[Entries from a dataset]

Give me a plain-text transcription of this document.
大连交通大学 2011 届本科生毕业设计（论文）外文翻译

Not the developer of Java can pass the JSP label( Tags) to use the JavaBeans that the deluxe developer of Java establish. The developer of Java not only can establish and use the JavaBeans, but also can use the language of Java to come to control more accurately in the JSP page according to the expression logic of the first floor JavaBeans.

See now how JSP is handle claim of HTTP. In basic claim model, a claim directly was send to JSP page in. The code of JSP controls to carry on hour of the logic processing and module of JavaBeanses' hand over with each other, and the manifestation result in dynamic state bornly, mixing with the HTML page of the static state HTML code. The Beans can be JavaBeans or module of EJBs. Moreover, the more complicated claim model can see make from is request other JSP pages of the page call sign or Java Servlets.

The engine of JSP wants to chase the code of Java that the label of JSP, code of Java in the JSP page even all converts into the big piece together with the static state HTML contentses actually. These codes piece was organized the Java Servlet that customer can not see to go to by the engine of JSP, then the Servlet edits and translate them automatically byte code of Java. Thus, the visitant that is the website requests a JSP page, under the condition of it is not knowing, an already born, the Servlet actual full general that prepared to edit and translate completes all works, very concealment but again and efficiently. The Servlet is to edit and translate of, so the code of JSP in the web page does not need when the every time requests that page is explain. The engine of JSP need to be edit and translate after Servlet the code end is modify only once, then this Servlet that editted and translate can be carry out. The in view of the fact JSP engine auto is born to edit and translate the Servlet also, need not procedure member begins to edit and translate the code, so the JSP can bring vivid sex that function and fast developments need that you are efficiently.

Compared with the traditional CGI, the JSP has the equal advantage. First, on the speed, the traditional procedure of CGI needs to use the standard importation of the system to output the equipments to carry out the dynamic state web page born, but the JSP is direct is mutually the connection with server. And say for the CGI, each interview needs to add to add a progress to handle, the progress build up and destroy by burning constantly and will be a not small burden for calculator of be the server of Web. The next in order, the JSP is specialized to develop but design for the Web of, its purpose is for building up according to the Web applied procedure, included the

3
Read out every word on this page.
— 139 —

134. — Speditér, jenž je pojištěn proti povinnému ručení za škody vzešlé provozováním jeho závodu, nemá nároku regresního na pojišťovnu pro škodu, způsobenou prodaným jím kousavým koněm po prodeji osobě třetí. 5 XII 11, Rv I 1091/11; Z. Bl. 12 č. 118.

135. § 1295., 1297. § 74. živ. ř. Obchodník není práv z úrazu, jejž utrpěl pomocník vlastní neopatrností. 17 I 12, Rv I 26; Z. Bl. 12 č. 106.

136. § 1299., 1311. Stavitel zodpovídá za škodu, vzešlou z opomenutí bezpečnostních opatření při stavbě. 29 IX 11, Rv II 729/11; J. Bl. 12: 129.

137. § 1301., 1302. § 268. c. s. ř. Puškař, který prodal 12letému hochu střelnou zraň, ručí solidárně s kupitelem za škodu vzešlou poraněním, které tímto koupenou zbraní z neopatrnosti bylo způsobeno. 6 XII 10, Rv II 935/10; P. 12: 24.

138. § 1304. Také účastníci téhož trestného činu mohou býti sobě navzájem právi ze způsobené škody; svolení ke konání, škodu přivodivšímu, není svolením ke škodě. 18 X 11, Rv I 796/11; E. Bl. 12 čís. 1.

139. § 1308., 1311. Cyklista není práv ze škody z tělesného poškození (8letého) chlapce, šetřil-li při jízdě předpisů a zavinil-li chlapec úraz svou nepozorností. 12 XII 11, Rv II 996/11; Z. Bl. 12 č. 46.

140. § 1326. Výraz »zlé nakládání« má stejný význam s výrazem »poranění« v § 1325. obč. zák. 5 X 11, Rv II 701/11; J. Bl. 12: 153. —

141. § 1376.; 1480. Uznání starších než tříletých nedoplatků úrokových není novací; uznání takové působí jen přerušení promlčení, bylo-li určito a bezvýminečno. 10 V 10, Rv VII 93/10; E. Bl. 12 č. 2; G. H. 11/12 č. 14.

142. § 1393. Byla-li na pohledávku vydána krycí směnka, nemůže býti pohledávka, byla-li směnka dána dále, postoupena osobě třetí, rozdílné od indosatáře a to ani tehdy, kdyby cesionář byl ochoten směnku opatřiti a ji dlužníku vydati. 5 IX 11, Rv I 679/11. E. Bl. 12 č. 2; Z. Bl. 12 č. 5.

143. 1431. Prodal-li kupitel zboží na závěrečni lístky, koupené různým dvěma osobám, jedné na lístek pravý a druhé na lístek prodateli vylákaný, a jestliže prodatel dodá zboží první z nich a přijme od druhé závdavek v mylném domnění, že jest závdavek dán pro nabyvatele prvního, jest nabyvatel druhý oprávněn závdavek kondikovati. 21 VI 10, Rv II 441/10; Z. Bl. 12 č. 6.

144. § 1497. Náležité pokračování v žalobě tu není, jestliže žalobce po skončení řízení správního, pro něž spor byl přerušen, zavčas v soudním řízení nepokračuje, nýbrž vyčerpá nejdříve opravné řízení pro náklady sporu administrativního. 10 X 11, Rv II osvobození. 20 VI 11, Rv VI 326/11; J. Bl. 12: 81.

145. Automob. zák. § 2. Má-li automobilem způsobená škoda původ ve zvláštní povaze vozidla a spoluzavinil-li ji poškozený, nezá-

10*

*Task to carry out*: Make an exact copy of the records.

*The completed task*:
Give me a plain-text transcription of this document.
大连交通大学 2011 届本科生毕业设计（论文）外文翻译

Not the developer of Java can pass the JSP label( Tags) to use the JavaBeans that the deluxe developer of Java establish. The developer of Java not only can establish and use the JavaBeans, but also can use the language of Java to come to control more accurately in the JSP page according to the expression logic of the first floor JavaBeans.

See now how JSP is handle claim of HTTP. In basic claim model, a claim directly was send to JSP page in. The code of JSP controls to carry on hour of the logic processing and module of JavaBeanses' hand over with each other, and the manifestation result in dynamic state bornly, mixing with the HTML page of the static state HTML code. The Beans can be JavaBeans or module of EJBs. Moreover, the more complicated claim model can see make from is request other JSP pages of the page call sign or Java Servlets.

The engine of JSP wants to chase the code of Java that the label of JSP, code of Java in the JSP page even all converts into the big piece together with the static state HTML contentses actually. These codes piece was organized the Java Servlet that customer can not see to go to by the engine of JSP, then the Servlet edits and translate them automatically byte code of Java. Thus, the visitant that is the website requests a JSP page, under the condition of it is not knowing, an already born, the Servlet actual full general that prepared to edit and translate completes all works, very concealment but again and efficiently. The Servlet is to edit and translate of, so the code of JSP in the web page does not need when the every time requests that page is explain. The engine of JSP need to be edit and translate after Servlet the code end is modify only once, then this Servlet that editted and translate can be carry out. The in view of the fact JSP engine auto is born to edit and translate the Servlet also, need not procedure member begins to edit and translate the code, so the JSP can bring vivid sex that function and fast developments need that you are efficiently.

Compared with the traditional CGI, the JSP has the equal advantage. First, on the speed, the traditional procedure of CGI needs to use the standard importation of the system to output the equipments to carry out the dynamic state web page born, but the JSP is direct is mutually the connection with server. And say for the CGI, each interview needs to add to add a progress to handle, the progress build up and destroy by burning constantly and will be a not small burden for calculator of be the server of Web. The next in order, the JSP is specialized to develop but design for the Web of, its purpose is for building up according to the Web applied procedure, included the

3
Read out every word on this page.
— 139 —

134. — Speditér, jenž je pojištěn proti povinnému ručení za škody vzešlé provozováním jeho závodu, nemá nároku regresního na pojišťovnu pro škodu, způsobenou prodaným jím kousavým koněm po prodeji osobě třetí. 5 XII 11, Rv I 1091/11; Z. Bl. 12 č. 118.

135. § 1295., 1297. § 74. živ. ř. Obchodník není práv z úrazu, jejž utrpěl pomocník vlastní neopatrností. 17 I 12, Rv I 26; Z. Bl. 12 č. 106.

136. § 1299., 1311. Stavitel zodpovídá za škodu, vzešlou z opomenutí bezpečnostních opatření při stavbě. 29 IX 11, Rv II 729/11; J. Bl. 12: 129.

137. § 1301., 1302. § 268. c. s. ř. Puškař, který prodal 12letému hochu střelnou zraň, ručí solidárně s kupitelem za škodu vzešlou poraněním, které tímto koupenou zbraní z neopatrnosti bylo způsobeno. 6 XII 10, Rv II 935/10; P. 12: 24.

138. § 1304. Také účastníci téhož trestného činu mohou býti sobě navzájem právi ze způsobené škody; svolení ke konání, škodu přivodivšímu, není svolením ke škodě. 18 X 11, Rv I 796/11; E. Bl. 12 čís. 1.

139. § 1308., 1311. Cyklista není práv ze škody z tělesného poškození (8letého) chlapce, šetřil-li při jízdě předpisů a zavinil-li chlapec úraz svou nepozorností. 12 XII 11, Rv II 996/11; Z. Bl. 12 č. 46.

140. § 1326. Výraz »zlé nakládání« má stejný význam s výrazem »poranění« v § 1325. obč. zák. 5 X 11, Rv II 701/11; J. Bl. 12: 153. —

141. § 1376.; 1480. Uznání starších než tříletých nedoplatků úrokových není novací; uznání takové působí jen přerušení promlčení, bylo-li určito a bezvýminečno. 10 V 10, Rv VII 93/10; E. Bl. 12 č. 2; G. H. 11/12 č. 14.

142. § 1393. Byla-li na pohledávku vydána krycí směnka, nemůže býti pohledávka, byla-li směnka dána dále, postoupena osobě třetí, rozdílné od indosatáře a to ani tehdy, kdyby cesionář byl ochoten směnku opatřiti a ji dlužníku vydati. 5 IX 11, Rv I 679/11. E. Bl. 12 č. 2; Z. Bl. 12 č. 5.

143. 1431. Prodal-li kupitel zboží na závěrečni lístky, koupené různým dvěma osobám, jedné na lístek pravý a druhé na lístek prodateli vylákaný, a jestliže prodatel dodá zboží první z nich a přijme od druhé závdavek v mylném domnění, že jest závdavek dán pro nabyvatele prvního, jest nabyvatel druhý oprávněn závdavek kondikovati. 21 VI 10, Rv II 441/10; Z. Bl. 12 č. 6.

144. § 1497. Náležité pokračování v žalobě tu není, jestliže žalobce po skončení řízení správního, pro něž spor byl přerušen, zavčas v soudním řízení nepokračuje, nýbrž vyčerpá nejdříve opravné řízení pro náklady sporu administrativního. 10 X 11, Rv II osvobození. 20 VI 11, Rv VI 326/11; J. Bl. 12: 81.

145. Automob. zák. § 2. Má-li automobilem způsobená škoda původ ve zvláštní povaze vozidla a spoluzavinil-li ji poškozený, nezá-

10*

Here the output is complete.